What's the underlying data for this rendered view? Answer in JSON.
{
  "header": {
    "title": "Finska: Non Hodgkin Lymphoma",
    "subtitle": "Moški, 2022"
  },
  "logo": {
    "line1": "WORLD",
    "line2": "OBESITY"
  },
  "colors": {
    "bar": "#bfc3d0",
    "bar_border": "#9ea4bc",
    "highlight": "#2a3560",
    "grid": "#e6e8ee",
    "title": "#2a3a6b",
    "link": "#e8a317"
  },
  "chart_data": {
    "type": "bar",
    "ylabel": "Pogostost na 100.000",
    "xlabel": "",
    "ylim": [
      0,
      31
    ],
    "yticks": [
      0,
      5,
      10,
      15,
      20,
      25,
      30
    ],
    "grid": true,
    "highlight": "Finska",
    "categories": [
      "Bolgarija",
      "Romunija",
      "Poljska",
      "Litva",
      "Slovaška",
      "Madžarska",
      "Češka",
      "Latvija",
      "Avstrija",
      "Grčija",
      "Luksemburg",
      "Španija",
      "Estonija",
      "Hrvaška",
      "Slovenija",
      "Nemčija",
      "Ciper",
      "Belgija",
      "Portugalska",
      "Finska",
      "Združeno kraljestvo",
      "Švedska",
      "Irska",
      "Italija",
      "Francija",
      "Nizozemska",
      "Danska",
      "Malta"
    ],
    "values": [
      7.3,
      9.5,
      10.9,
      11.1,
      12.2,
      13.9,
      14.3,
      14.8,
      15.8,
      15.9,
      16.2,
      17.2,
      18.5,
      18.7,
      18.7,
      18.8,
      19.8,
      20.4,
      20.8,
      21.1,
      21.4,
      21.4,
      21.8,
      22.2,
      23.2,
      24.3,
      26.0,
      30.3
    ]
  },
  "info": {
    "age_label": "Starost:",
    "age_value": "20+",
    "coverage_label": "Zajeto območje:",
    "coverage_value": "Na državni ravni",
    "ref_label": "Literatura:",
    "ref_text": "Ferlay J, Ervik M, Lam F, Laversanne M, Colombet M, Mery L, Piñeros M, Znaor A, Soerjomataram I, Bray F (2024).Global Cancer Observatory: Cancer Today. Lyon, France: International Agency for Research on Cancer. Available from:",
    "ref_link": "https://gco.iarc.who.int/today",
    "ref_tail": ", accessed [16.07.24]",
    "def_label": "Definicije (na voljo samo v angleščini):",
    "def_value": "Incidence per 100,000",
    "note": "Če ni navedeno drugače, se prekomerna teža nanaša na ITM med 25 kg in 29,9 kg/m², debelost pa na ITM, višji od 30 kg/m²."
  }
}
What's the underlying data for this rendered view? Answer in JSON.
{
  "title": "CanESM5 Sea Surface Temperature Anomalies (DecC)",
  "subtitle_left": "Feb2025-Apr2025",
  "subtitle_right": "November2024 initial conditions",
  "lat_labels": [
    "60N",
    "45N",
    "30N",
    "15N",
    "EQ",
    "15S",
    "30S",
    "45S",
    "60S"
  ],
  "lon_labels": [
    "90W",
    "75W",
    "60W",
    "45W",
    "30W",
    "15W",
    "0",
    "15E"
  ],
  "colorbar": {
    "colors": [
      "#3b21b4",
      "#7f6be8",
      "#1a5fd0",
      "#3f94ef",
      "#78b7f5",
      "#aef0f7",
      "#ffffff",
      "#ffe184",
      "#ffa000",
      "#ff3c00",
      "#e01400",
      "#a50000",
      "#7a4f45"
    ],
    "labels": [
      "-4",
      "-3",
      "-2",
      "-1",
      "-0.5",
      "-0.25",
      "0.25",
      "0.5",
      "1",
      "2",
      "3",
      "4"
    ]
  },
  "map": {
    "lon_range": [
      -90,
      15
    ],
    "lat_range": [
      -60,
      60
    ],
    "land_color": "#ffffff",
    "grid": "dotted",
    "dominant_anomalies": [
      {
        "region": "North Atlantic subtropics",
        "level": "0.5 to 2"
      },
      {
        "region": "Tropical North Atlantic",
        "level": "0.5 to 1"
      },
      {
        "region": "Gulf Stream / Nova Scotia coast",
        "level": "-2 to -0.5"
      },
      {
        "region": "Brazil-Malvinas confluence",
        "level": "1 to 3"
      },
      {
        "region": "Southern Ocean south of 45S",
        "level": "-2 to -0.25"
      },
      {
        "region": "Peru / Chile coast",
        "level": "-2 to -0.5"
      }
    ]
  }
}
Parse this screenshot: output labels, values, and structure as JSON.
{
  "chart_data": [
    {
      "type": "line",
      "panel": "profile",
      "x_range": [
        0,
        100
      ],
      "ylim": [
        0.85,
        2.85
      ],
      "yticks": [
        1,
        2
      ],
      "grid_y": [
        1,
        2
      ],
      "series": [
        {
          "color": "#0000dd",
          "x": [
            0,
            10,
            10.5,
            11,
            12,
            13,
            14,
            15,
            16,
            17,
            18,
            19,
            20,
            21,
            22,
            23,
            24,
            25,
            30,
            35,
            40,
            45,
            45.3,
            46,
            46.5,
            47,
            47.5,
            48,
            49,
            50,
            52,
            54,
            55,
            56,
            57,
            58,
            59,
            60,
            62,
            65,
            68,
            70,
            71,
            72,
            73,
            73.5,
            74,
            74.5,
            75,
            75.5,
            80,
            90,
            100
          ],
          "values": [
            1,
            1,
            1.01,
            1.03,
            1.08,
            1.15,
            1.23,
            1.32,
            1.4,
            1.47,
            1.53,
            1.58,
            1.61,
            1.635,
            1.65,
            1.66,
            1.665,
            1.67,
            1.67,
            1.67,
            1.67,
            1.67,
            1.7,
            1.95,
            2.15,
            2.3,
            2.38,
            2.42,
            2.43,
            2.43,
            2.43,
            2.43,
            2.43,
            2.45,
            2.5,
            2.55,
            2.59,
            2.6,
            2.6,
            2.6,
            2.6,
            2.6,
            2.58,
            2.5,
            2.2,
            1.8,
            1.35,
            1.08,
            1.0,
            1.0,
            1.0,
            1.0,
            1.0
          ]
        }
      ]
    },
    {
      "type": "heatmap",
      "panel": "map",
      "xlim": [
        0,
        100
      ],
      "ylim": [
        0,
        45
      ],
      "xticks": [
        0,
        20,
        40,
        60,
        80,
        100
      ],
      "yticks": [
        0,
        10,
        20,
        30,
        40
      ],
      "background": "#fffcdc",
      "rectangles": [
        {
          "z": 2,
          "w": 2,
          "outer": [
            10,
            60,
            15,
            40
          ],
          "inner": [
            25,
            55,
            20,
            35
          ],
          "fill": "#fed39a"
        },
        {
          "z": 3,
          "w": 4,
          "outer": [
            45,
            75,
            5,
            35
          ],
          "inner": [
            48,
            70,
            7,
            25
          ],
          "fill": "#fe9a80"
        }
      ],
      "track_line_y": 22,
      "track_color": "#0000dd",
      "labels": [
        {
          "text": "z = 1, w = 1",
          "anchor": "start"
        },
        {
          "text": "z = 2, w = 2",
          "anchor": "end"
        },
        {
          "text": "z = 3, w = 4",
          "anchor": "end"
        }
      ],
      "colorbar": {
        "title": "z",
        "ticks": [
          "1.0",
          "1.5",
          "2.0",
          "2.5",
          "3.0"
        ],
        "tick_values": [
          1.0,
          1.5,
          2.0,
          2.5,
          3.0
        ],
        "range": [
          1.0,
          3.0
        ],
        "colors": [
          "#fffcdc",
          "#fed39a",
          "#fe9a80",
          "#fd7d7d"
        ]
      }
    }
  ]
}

▸ Task statement: Write out every entry again, keeping each line exactly the same.

▸ Response:
What's the underlying data for this rendered view? Answer in JSON.
{
  "header": {
    "title": "Finska: Non Hodgkin Lymphoma",
    "subtitle": "Moški, 2022"
  },
  "logo": {
    "line1": "WORLD",
    "line2": "OBESITY"
  },
  "colors": {
    "bar": "#bfc3d0",
    "bar_border": "#9ea4bc",
    "highlight": "#2a3560",
    "grid": "#e6e8ee",
    "title": "#2a3a6b",
    "link": "#e8a317"
  },
  "chart_data": {
    "type": "bar",
    "ylabel": "Pogostost na 100.000",
    "xlabel": "",
    "ylim": [
      0,
      31
    ],
    "yticks": [
      0,
      5,
      10,
      15,
      20,
      25,
      30
    ],
    "grid": true,
    "highlight": "Finska",
    "categories": [
      "Bolgarija",
      "Romunija",
      "Poljska",
      "Litva",
      "Slovaška",
      "Madžarska",
      "Češka",
      "Latvija",
      "Avstrija",
      "Grčija",
      "Luksemburg",
      "Španija",
      "Estonija",
      "Hrvaška",
      "Slovenija",
      "Nemčija",
      "Ciper",
      "Belgija",
      "Portugalska",
      "Finska",
      "Združeno kraljestvo",
      "Švedska",
      "Irska",
      "Italija",
      "Francija",
      "Nizozemska",
      "Danska",
      "Malta"
    ],
    "values": [
      7.3,
      9.5,
      10.9,
      11.1,
      12.2,
      13.9,
      14.3,
      14.8,
      15.8,
      15.9,
      16.2,
      17.2,
      18.5,
      18.7,
      18.7,
      18.8,
      19.8,
      20.4,
      20.8,
      21.1,
      21.4,
      21.4,
      21.8,
      22.2,
      23.2,
      24.3,
      26.0,
      30.3
    ]
  },
  "info": {
    "age_label": "Starost:",
    "age_value": "20+",
    "coverage_label": "Zajeto območje:",
    "coverage_value": "Na državni ravni",
    "ref_label": "Literatura:",
    "ref_text": "Ferlay J, Ervik M, Lam F, Laversanne M, Colombet M, Mery L, Piñeros M, Znaor A, Soerjomataram I, Bray F (2024).Global Cancer Observatory: Cancer Today. Lyon, France: International Agency for Research on Cancer. Available from:",
    "ref_link": "https://gco.iarc.who.int/today",
    "ref_tail": ", accessed [16.07.24]",
    "def_label": "Definicije (na voljo samo v angleščini):",
    "def_value": "Incidence per 100,000",
    "note": "Če ni navedeno drugače, se prekomerna teža nanaša na ITM med 25 kg in 29,9 kg/m², debelost pa na ITM, višji od 30 kg/m²."
  }
}
What's the underlying data for this rendered view? Answer in JSON.
{
  "title": "CanESM5 Sea Surface Temperature Anomalies (DecC)",
  "subtitle_left": "Feb2025-Apr2025",
  "subtitle_right": "November2024 initial conditions",
  "lat_labels": [
    "60N",
    "45N",
    "30N",
    "15N",
    "EQ",
    "15S",
    "30S",
    "45S",
    "60S"
  ],
  "lon_labels": [
    "90W",
    "75W",
    "60W",
    "45W",
    "30W",
    "15W",
    "0",
    "15E"
  ],
  "colorbar": {
    "colors": [
      "#3b21b4",
      "#7f6be8",
      "#1a5fd0",
      "#3f94ef",
      "#78b7f5",
      "#aef0f7",
      "#ffffff",
      "#ffe184",
      "#ffa000",
      "#ff3c00",
      "#e01400",
      "#a50000",
      "#7a4f45"
    ],
    "labels": [
      "-4",
      "-3",
      "-2",
      "-1",
      "-0.5",
      "-0.25",
      "0.25",
      "0.5",
      "1",
      "2",
      "3",
      "4"
    ]
  },
  "map": {
    "lon_range": [
      -90,
      15
    ],
    "lat_range": [
      -60,
      60
    ],
    "land_color": "#ffffff",
    "grid": "dotted",
    "dominant_anomalies": [
      {
        "region": "North Atlantic subtropics",
        "level": "0.5 to 2"
      },
      {
        "region": "Tropical North Atlantic",
        "level": "0.5 to 1"
      },
      {
        "region": "Gulf Stream / Nova Scotia coast",
        "level": "-2 to -0.5"
      },
      {
        "region": "Brazil-Malvinas confluence",
        "level": "1 to 3"
      },
      {
        "region": "Southern Ocean south of 45S",
        "level": "-2 to -0.25"
      },
      {
        "region": "Peru / Chile coast",
        "level": "-2 to -0.5"
      }
    ]
  }
}
Parse this screenshot: output labels, values, and structure as JSON.
{
  "chart_data": [
    {
      "type": "line",
      "panel": "profile",
      "x_range": [
        0,
        100
      ],
      "ylim": [
        0.85,
        2.85
      ],
      "yticks": [
        1,
        2
      ],
      "grid_y": [
        1,
        2
      ],
      "series": [
        {
          "color": "#0000dd",
          "x": [
            0,
            10,
            10.5,
            11,
            12,
            13,
            14,
            15,
            16,
            17,
            18,
            19,
            20,
            21,
            22,
            23,
            24,
            25,
            30,
            35,
            40,
            45,
            45.3,
            46,
            46.5,
            47,
            47.5,
            48,
            49,
            50,
            52,
            54,
            55,
            56,
            57,
            58,
            59,
            60,
            62,
            65,
            68,
            70,
            71,
            72,
            73,
            73.5,
            74,
            74.5,
            75,
            75.5,
            80,
            90,
            100
          ],
          "values": [
            1,
            1,
            1.01,
            1.03,
            1.08,
            1.15,
            1.23,
            1.32,
            1.4,
            1.47,
            1.53,
            1.58,
            1.61,
            1.635,
            1.65,
            1.66,
            1.665,
            1.67,
            1.67,
            1.67,
            1.67,
            1.67,
            1.7,
            1.95,
            2.15,
            2.3,
            2.38,
            2.42,
            2.43,
            2.43,
            2.43,
            2.43,
            2.43,
            2.45,
            2.5,
            2.55,
            2.59,
            2.6,
            2.6,
            2.6,
            2.6,
            2.6,
            2.58,
            2.5,
            2.2,
            1.8,
            1.35,
            1.08,
            1.0,
            1.0,
            1.0,
            1.0,
            1.0
          ]
        }
      ]
    },
    {
      "type": "heatmap",
      "panel": "map",
      "xlim": [
        0,
        100
      ],
      "ylim": [
        0,
        45
      ],
      "xticks": [
        0,
        20,
        40,
        60,
        80,
        100
      ],
      "yticks": [
        0,
        10,
        20,
        30,
        40
      ],
      "background": "#fffcdc",
      "rectangles": [
        {
          "z": 2,
          "w": 2,
          "outer": [
            10,
            60,
            15,
            40
          ],
          "inner": [
            25,
            55,
            20,
            35
          ],
          "fill": "#fed39a"
        },
        {
          "z": 3,
          "w": 4,
          "outer": [
            45,
            75,
            5,
            35
          ],
          "inner": [
            48,
            70,
            7,
            25
          ],
          "fill": "#fe9a80"
        }
      ],
      "track_line_y": 22,
      "track_color": "#0000dd",
      "labels": [
        {
          "text": "z = 1, w = 1",
          "anchor": "start"
        },
        {
          "text": "z = 2, w = 2",
          "anchor": "end"
        },
        {
          "text": "z = 3, w = 4",
          "anchor": "end"
        }
      ],
      "colorbar": {
        "title": "z",
        "ticks": [
          "1.0",
          "1.5",
          "2.0",
          "2.5",
          "3.0"
        ],
        "tick_values": [
          1.0,
          1.5,
          2.0,
          2.5,
          3.0
        ],
        "range": [
          1.0,
          3.0
        ],
        "colors": [
          "#fffcdc",
          "#fed39a",
          "#fe9a80",
          "#fd7d7d"
        ]
      }
    }
  ]
}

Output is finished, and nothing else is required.